=== Input ===
□ □ □

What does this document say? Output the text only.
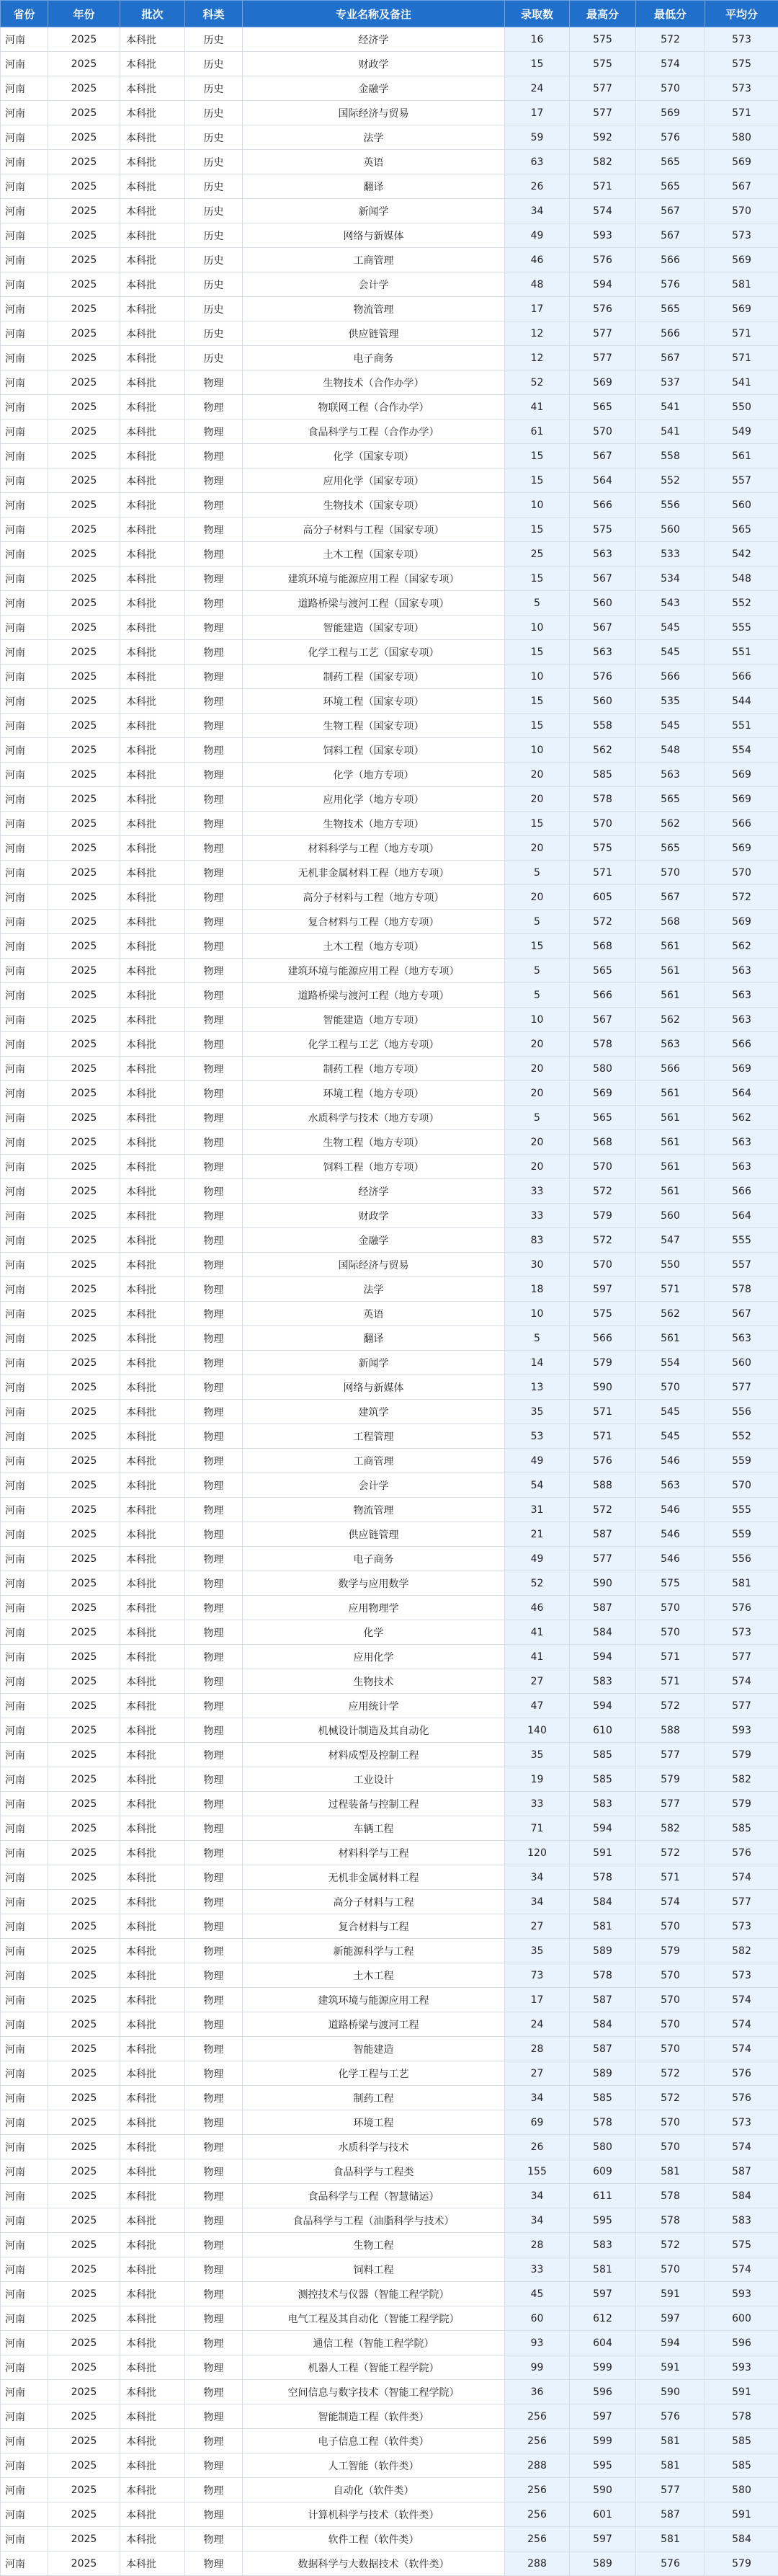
省份	年份	批次	科类	专业名称及备注	录取数	最高分	最低分	平均分
河南	2025	本科批	历史	经济学	16	575	572	573
河南	2025	本科批	历史	财政学	15	575	574	575
河南	2025	本科批	历史	金融学	24	577	570	573
河南	2025	本科批	历史	国际经济与贸易	17	577	569	571
河南	2025	本科批	历史	法学	59	592	576	580
河南	2025	本科批	历史	英语	63	582	565	569
河南	2025	本科批	历史	翻译	26	571	565	567
河南	2025	本科批	历史	新闻学	34	574	567	570
河南	2025	本科批	历史	网络与新媒体	49	593	567	573
河南	2025	本科批	历史	工商管理	46	576	566	569
河南	2025	本科批	历史	会计学	48	594	576	581
河南	2025	本科批	历史	物流管理	17	576	565	569
河南	2025	本科批	历史	供应链管理	12	577	566	571
河南	2025	本科批	历史	电子商务	12	577	567	571
河南	2025	本科批	物理	生物技术（合作办学）	52	569	537	541
河南	2025	本科批	物理	物联网工程（合作办学）	41	565	541	550
河南	2025	本科批	物理	食品科学与工程（合作办学）	61	570	541	549
河南	2025	本科批	物理	化学（国家专项）	15	567	558	561
河南	2025	本科批	物理	应用化学（国家专项）	15	564	552	557
河南	2025	本科批	物理	生物技术（国家专项）	10	566	556	560
河南	2025	本科批	物理	高分子材料与工程（国家专项）	15	575	560	565
河南	2025	本科批	物理	土木工程（国家专项）	25	563	533	542
河南	2025	本科批	物理	建筑环境与能源应用工程（国家专项）	15	567	534	548
河南	2025	本科批	物理	道路桥梁与渡河工程（国家专项）	5	560	543	552
河南	2025	本科批	物理	智能建造（国家专项）	10	567	545	555
河南	2025	本科批	物理	化学工程与工艺（国家专项）	15	563	545	551
河南	2025	本科批	物理	制药工程（国家专项）	10	576	566	566
河南	2025	本科批	物理	环境工程（国家专项）	15	560	535	544
河南	2025	本科批	物理	生物工程（国家专项）	15	558	545	551
河南	2025	本科批	物理	饲料工程（国家专项）	10	562	548	554
河南	2025	本科批	物理	化学（地方专项）	20	585	563	569
河南	2025	本科批	物理	应用化学（地方专项）	20	578	565	569
河南	2025	本科批	物理	生物技术（地方专项）	15	570	562	566
河南	2025	本科批	物理	材料科学与工程（地方专项）	20	575	565	569
河南	2025	本科批	物理	无机非金属材料工程（地方专项）	5	571	570	570
河南	2025	本科批	物理	高分子材料与工程（地方专项）	20	605	567	572
河南	2025	本科批	物理	复合材料与工程（地方专项）	5	572	568	569
河南	2025	本科批	物理	土木工程（地方专项）	15	568	561	562
河南	2025	本科批	物理	建筑环境与能源应用工程（地方专项）	5	565	561	563
河南	2025	本科批	物理	道路桥梁与渡河工程（地方专项）	5	566	561	563
河南	2025	本科批	物理	智能建造（地方专项）	10	567	562	563
河南	2025	本科批	物理	化学工程与工艺（地方专项）	20	578	563	566
河南	2025	本科批	物理	制药工程（地方专项）	20	580	566	569
河南	2025	本科批	物理	环境工程（地方专项）	20	569	561	564
河南	2025	本科批	物理	水质科学与技术（地方专项）	5	565	561	562
河南	2025	本科批	物理	生物工程（地方专项）	20	568	561	563
河南	2025	本科批	物理	饲料工程（地方专项）	20	570	561	563
河南	2025	本科批	物理	经济学	33	572	561	566
河南	2025	本科批	物理	财政学	33	579	560	564
河南	2025	本科批	物理	金融学	83	572	547	555
河南	2025	本科批	物理	国际经济与贸易	30	570	550	557
河南	2025	本科批	物理	法学	18	597	571	578
河南	2025	本科批	物理	英语	10	575	562	567
河南	2025	本科批	物理	翻译	5	566	561	563
河南	2025	本科批	物理	新闻学	14	579	554	560
河南	2025	本科批	物理	网络与新媒体	13	590	570	577
河南	2025	本科批	物理	建筑学	35	571	545	556
河南	2025	本科批	物理	工程管理	53	571	545	552
河南	2025	本科批	物理	工商管理	49	576	546	559
河南	2025	本科批	物理	会计学	54	588	563	570
河南	2025	本科批	物理	物流管理	31	572	546	555
河南	2025	本科批	物理	供应链管理	21	587	546	559
河南	2025	本科批	物理	电子商务	49	577	546	556
河南	2025	本科批	物理	数学与应用数学	52	590	575	581
河南	2025	本科批	物理	应用物理学	46	587	570	576
河南	2025	本科批	物理	化学	41	584	570	573
河南	2025	本科批	物理	应用化学	41	594	571	577
河南	2025	本科批	物理	生物技术	27	583	571	574
河南	2025	本科批	物理	应用统计学	47	594	572	577
河南	2025	本科批	物理	机械设计制造及其自动化	140	610	588	593
河南	2025	本科批	物理	材料成型及控制工程	35	585	577	579
河南	2025	本科批	物理	工业设计	19	585	579	582
河南	2025	本科批	物理	过程装备与控制工程	33	583	577	579
河南	2025	本科批	物理	车辆工程	71	594	582	585
河南	2025	本科批	物理	材料科学与工程	120	591	572	576
河南	2025	本科批	物理	无机非金属材料工程	34	578	571	574
河南	2025	本科批	物理	高分子材料与工程	34	584	574	577
河南	2025	本科批	物理	复合材料与工程	27	581	570	573
河南	2025	本科批	物理	新能源科学与工程	35	589	579	582
河南	2025	本科批	物理	土木工程	73	578	570	573
河南	2025	本科批	物理	建筑环境与能源应用工程	17	587	570	574
河南	2025	本科批	物理	道路桥梁与渡河工程	24	584	570	574
河南	2025	本科批	物理	智能建造	28	587	570	574
河南	2025	本科批	物理	化学工程与工艺	27	589	572	576
河南	2025	本科批	物理	制药工程	34	585	572	576
河南	2025	本科批	物理	环境工程	69	578	570	573
河南	2025	本科批	物理	水质科学与技术	26	580	570	574
河南	2025	本科批	物理	食品科学与工程类	155	609	581	587
河南	2025	本科批	物理	食品科学与工程（智慧储运）	34	611	578	584
河南	2025	本科批	物理	食品科学与工程（油脂科学与技术）	34	595	578	583
河南	2025	本科批	物理	生物工程	28	583	572	575
河南	2025	本科批	物理	饲料工程	33	581	570	574
河南	2025	本科批	物理	测控技术与仪器（智能工程学院）	45	597	591	593
河南	2025	本科批	物理	电气工程及其自动化（智能工程学院）	60	612	597	600
河南	2025	本科批	物理	通信工程（智能工程学院）	93	604	594	596
河南	2025	本科批	物理	机器人工程（智能工程学院）	99	599	591	593
河南	2025	本科批	物理	空间信息与数字技术（智能工程学院）	36	596	590	591
河南	2025	本科批	物理	智能制造工程（软件类）	256	597	576	578
河南	2025	本科批	物理	电子信息工程（软件类）	256	599	581	585
河南	2025	本科批	物理	人工智能（软件类）	288	595	581	585
河南	2025	本科批	物理	自动化（软件类）	256	590	577	580
河南	2025	本科批	物理	计算机科学与技术（软件类）	256	601	587	591
河南	2025	本科批	物理	软件工程（软件类）	256	597	581	584
河南	2025	本科批	物理	数据科学与大数据技术（软件类）	288	589	576	579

□ □ □

=== Problem ===
Working from the entries above, return all lines that contain "制药工程".

=== Final result ===
河南	2025	本科批	物理	制药工程（国家专项）	10	576	566	566
河南	2025	本科批	物理	制药工程（地方专项）	20	580	566	569
河南	2025	本科批	物理	制药工程	34	585	572	576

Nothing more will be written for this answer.